- Given instruction -
Gather up all lines that carry the word "xlabel".

- Data provided -
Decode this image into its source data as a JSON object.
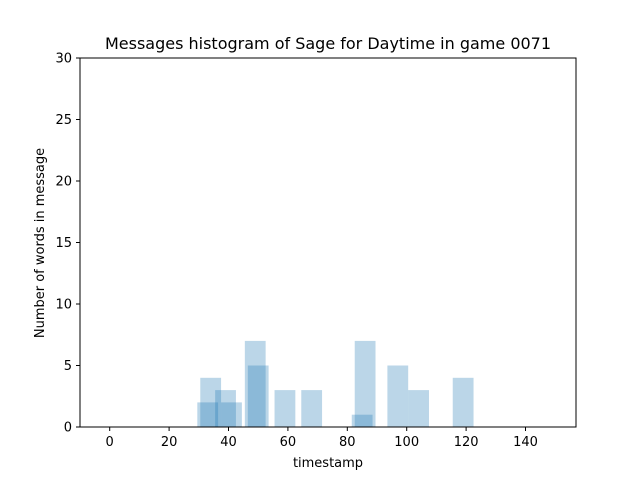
{
  "chart_data": {
    "type": "bar",
    "title": "Messages histogram of Sage for Daytime in game 0071",
    "xlabel": "timestamp",
    "ylabel": "Number of words in message",
    "xlim": [
      -10,
      157
    ],
    "ylim": [
      0,
      30
    ],
    "x_ticks": [
      0,
      20,
      40,
      60,
      80,
      100,
      120,
      140
    ],
    "y_ticks": [
      0,
      5,
      10,
      15,
      20,
      25,
      30
    ],
    "grid": false,
    "bar_color": "#1f77b4",
    "bar_opacity": 0.3,
    "bar_width": 7,
    "bars": [
      {
        "x": 33,
        "y": 2
      },
      {
        "x": 34,
        "y": 4
      },
      {
        "x": 39,
        "y": 3
      },
      {
        "x": 41,
        "y": 2
      },
      {
        "x": 49,
        "y": 7
      },
      {
        "x": 50,
        "y": 5
      },
      {
        "x": 59,
        "y": 3
      },
      {
        "x": 68,
        "y": 3
      },
      {
        "x": 85,
        "y": 1
      },
      {
        "x": 86,
        "y": 7
      },
      {
        "x": 97,
        "y": 5
      },
      {
        "x": 104,
        "y": 3
      },
      {
        "x": 119,
        "y": 4
      }
    ]
  }
}
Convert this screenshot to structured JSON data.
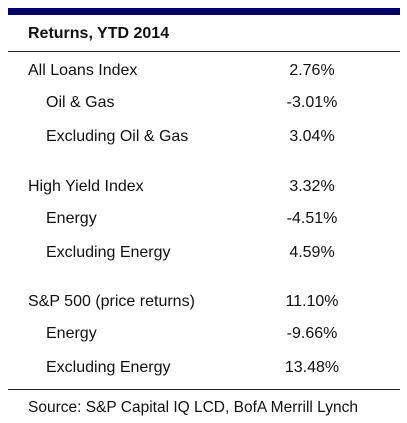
{
  "table": {
    "title": "Returns, YTD 2014",
    "groups": [
      {
        "rows": [
          [
            "All Loans Index",
            "2.76%"
          ],
          [
            "Oil & Gas",
            "-3.01%"
          ],
          [
            "Excluding Oil & Gas",
            "3.04%"
          ]
        ]
      },
      {
        "rows": [
          [
            "High Yield Index",
            "3.32%"
          ],
          [
            "Energy",
            "-4.51%"
          ],
          [
            "Excluding Energy",
            "4.59%"
          ]
        ]
      },
      {
        "rows": [
          [
            "S&P 500 (price returns)",
            "11.10%"
          ],
          [
            "Energy",
            "-9.66%"
          ],
          [
            "Excluding Energy",
            "13.48%"
          ]
        ]
      }
    ],
    "source": "Source: S&P Capital IQ LCD, BofA Merrill Lynch"
  }
}
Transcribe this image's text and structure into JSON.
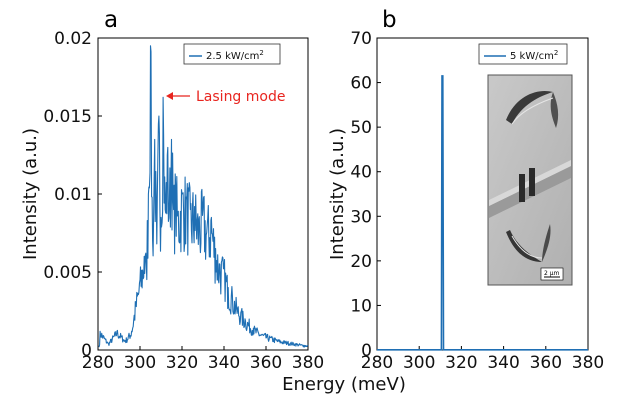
{
  "colors": {
    "series": "#1f6fb4",
    "annotation": "#e8251f"
  },
  "chart_data": [
    {
      "type": "line",
      "panel_label": "a",
      "xlabel": "Energy (meV)",
      "ylabel": "Intensity (a.u.)",
      "xlim": [
        280,
        380
      ],
      "ylim": [
        0,
        0.02
      ],
      "xticks": [
        "280",
        "300",
        "320",
        "340",
        "360",
        "380"
      ],
      "yticks": [
        "0",
        "0.005",
        "0.01",
        "0.015",
        "0.02"
      ],
      "legend_placement": "top-right",
      "series": [
        {
          "name": "2.5 kW/cm2",
          "x": [
            281,
            285,
            289,
            293,
            296,
            298,
            300,
            302,
            303,
            304,
            305,
            306,
            307,
            308,
            309,
            310,
            311,
            312,
            313,
            314,
            315,
            316,
            317,
            318,
            320,
            322,
            324,
            326,
            328,
            330,
            332,
            334,
            336,
            338,
            340,
            342,
            344,
            346,
            348,
            350,
            354,
            358,
            362,
            366,
            370,
            374,
            378,
            380
          ],
          "y": [
            0.0012,
            0.0004,
            0.0012,
            0.0006,
            0.0012,
            0.003,
            0.0045,
            0.006,
            0.0055,
            0.01,
            0.0195,
            0.007,
            0.0135,
            0.0068,
            0.015,
            0.0085,
            0.0162,
            0.009,
            0.0125,
            0.0095,
            0.0135,
            0.009,
            0.0105,
            0.0088,
            0.01,
            0.0098,
            0.009,
            0.0092,
            0.0083,
            0.009,
            0.008,
            0.0085,
            0.0065,
            0.0055,
            0.0052,
            0.004,
            0.0035,
            0.0028,
            0.0024,
            0.002,
            0.0014,
            0.001,
            0.0008,
            0.0006,
            0.0005,
            0.0004,
            0.0003,
            0.0003
          ]
        }
      ],
      "annotations": [
        {
          "text": "Lasing mode",
          "x": 311,
          "y": 0.0162
        }
      ]
    },
    {
      "type": "line",
      "panel_label": "b",
      "xlabel": "",
      "ylabel": "Intensity (a.u.)",
      "xlim": [
        280,
        380
      ],
      "ylim": [
        0,
        70
      ],
      "xticks": [
        "280",
        "300",
        "320",
        "340",
        "360",
        "380"
      ],
      "yticks": [
        "0",
        "10",
        "20",
        "30",
        "40",
        "50",
        "60",
        "70"
      ],
      "legend_placement": "top-right",
      "series": [
        {
          "name": "5 kW/cm2",
          "x": [
            280,
            310.5,
            310.8,
            311.0,
            311.2,
            311.5,
            380
          ],
          "y": [
            0.05,
            0.05,
            61.5,
            61.5,
            61.5,
            0.05,
            0.05
          ]
        }
      ],
      "inset": {
        "scale_bar_label": "2 µm"
      }
    }
  ],
  "legend": [
    {
      "text": "2.5 kW/cm",
      "superscript": "2"
    },
    {
      "text": "5 kW/cm",
      "superscript": "2"
    }
  ]
}
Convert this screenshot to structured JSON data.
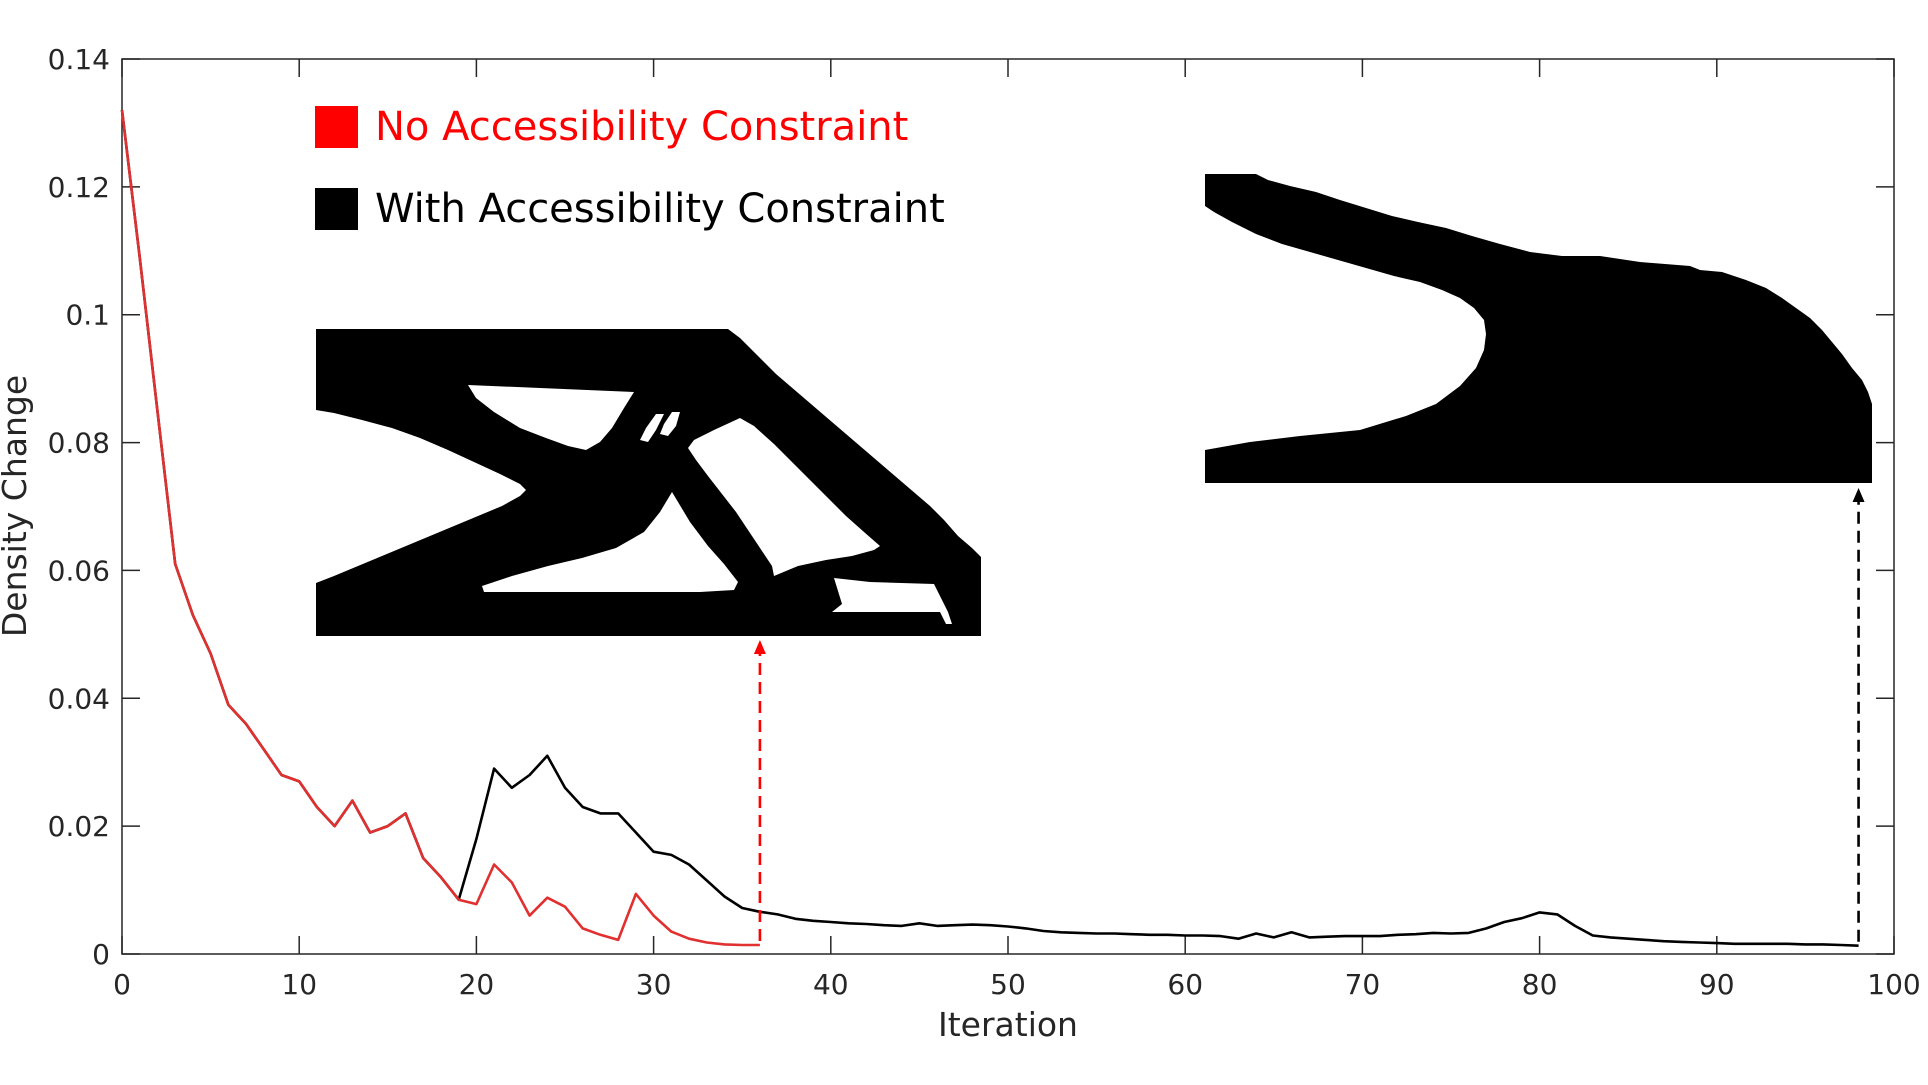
{
  "chart_data": {
    "type": "line",
    "title": "",
    "xlabel": "Iteration",
    "ylabel": "Density Change",
    "xlim": [
      0,
      100
    ],
    "ylim": [
      0,
      0.14
    ],
    "x_ticks": [
      0,
      10,
      20,
      30,
      40,
      50,
      60,
      70,
      80,
      90,
      100
    ],
    "y_ticks": [
      0,
      0.02,
      0.04,
      0.06,
      0.08,
      0.1,
      0.12,
      0.14
    ],
    "x_tick_labels": [
      "0",
      "10",
      "20",
      "30",
      "40",
      "50",
      "60",
      "70",
      "80",
      "90",
      "100"
    ],
    "y_tick_labels": [
      "0",
      "0.02",
      "0.04",
      "0.06",
      "0.08",
      "0.1",
      "0.12",
      "0.14"
    ],
    "grid": false,
    "legend_position": "top-left",
    "series": [
      {
        "name": "No Accessibility Constraint",
        "color": "#ff0000",
        "line_color": "#e03030",
        "x": [
          0,
          1,
          2,
          3,
          4,
          5,
          6,
          7,
          8,
          9,
          10,
          11,
          12,
          13,
          14,
          15,
          16,
          17,
          18,
          19,
          20,
          21,
          22,
          23,
          24,
          25,
          26,
          27,
          28,
          29,
          30,
          31,
          32,
          33,
          34,
          35,
          36
        ],
        "y": [
          0.132,
          0.109,
          0.085,
          0.061,
          0.053,
          0.047,
          0.039,
          0.036,
          0.032,
          0.028,
          0.027,
          0.023,
          0.02,
          0.024,
          0.019,
          0.02,
          0.022,
          0.015,
          0.012,
          0.0085,
          0.0078,
          0.014,
          0.0112,
          0.006,
          0.0088,
          0.0074,
          0.004,
          0.003,
          0.0022,
          0.0094,
          0.006,
          0.0035,
          0.0024,
          0.0018,
          0.0015,
          0.0014,
          0.0014
        ]
      },
      {
        "name": "With Accessibility Constraint",
        "color": "#000000",
        "line_color": "#000000",
        "x": [
          0,
          1,
          2,
          3,
          4,
          5,
          6,
          7,
          8,
          9,
          10,
          11,
          12,
          13,
          14,
          15,
          16,
          17,
          18,
          19,
          20,
          21,
          22,
          23,
          24,
          25,
          26,
          27,
          28,
          29,
          30,
          31,
          32,
          33,
          34,
          35,
          36,
          37,
          38,
          39,
          40,
          41,
          42,
          43,
          44,
          45,
          46,
          47,
          48,
          49,
          50,
          51,
          52,
          53,
          54,
          55,
          56,
          57,
          58,
          59,
          60,
          61,
          62,
          63,
          64,
          65,
          66,
          67,
          68,
          69,
          70,
          71,
          72,
          73,
          74,
          75,
          76,
          77,
          78,
          79,
          80,
          81,
          82,
          83,
          84,
          85,
          86,
          87,
          88,
          89,
          90,
          91,
          92,
          93,
          94,
          95,
          96,
          97,
          98
        ],
        "y": [
          0.132,
          0.109,
          0.085,
          0.061,
          0.053,
          0.047,
          0.039,
          0.036,
          0.032,
          0.028,
          0.027,
          0.023,
          0.02,
          0.024,
          0.019,
          0.02,
          0.022,
          0.015,
          0.012,
          0.0085,
          0.018,
          0.029,
          0.026,
          0.028,
          0.031,
          0.026,
          0.023,
          0.022,
          0.022,
          0.019,
          0.016,
          0.0155,
          0.014,
          0.0115,
          0.009,
          0.0072,
          0.0066,
          0.0062,
          0.0055,
          0.0052,
          0.005,
          0.0048,
          0.0047,
          0.0045,
          0.0044,
          0.0048,
          0.0044,
          0.0045,
          0.0046,
          0.0045,
          0.0043,
          0.004,
          0.0036,
          0.0034,
          0.0033,
          0.0032,
          0.0032,
          0.0031,
          0.003,
          0.003,
          0.0029,
          0.0029,
          0.0028,
          0.0024,
          0.0032,
          0.0026,
          0.0034,
          0.0026,
          0.0027,
          0.0028,
          0.0028,
          0.0028,
          0.003,
          0.0031,
          0.0033,
          0.0032,
          0.0033,
          0.004,
          0.005,
          0.0056,
          0.0065,
          0.0062,
          0.0044,
          0.0029,
          0.0026,
          0.0024,
          0.0022,
          0.002,
          0.0019,
          0.0018,
          0.0017,
          0.0016,
          0.0016,
          0.0016,
          0.0016,
          0.0015,
          0.0015,
          0.0014,
          0.0013
        ]
      }
    ],
    "annotations": [
      {
        "type": "arrow",
        "series": "No Accessibility Constraint",
        "x": 36,
        "style": "dashed",
        "color": "#ff0000"
      },
      {
        "type": "arrow",
        "series": "With Accessibility Constraint",
        "x": 98,
        "style": "dashed",
        "color": "#000000"
      }
    ],
    "inset_images": [
      {
        "depicts": "truss-like black topology structure",
        "series": "No Accessibility Constraint"
      },
      {
        "depicts": "solid cantilever black topology structure",
        "series": "With Accessibility Constraint"
      }
    ]
  }
}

- Complete response -
    "xlabel": "timestamp",
      "xlabel": "Energy (meV)",
      "xlabel": "",
    "xlabel": "Iteration",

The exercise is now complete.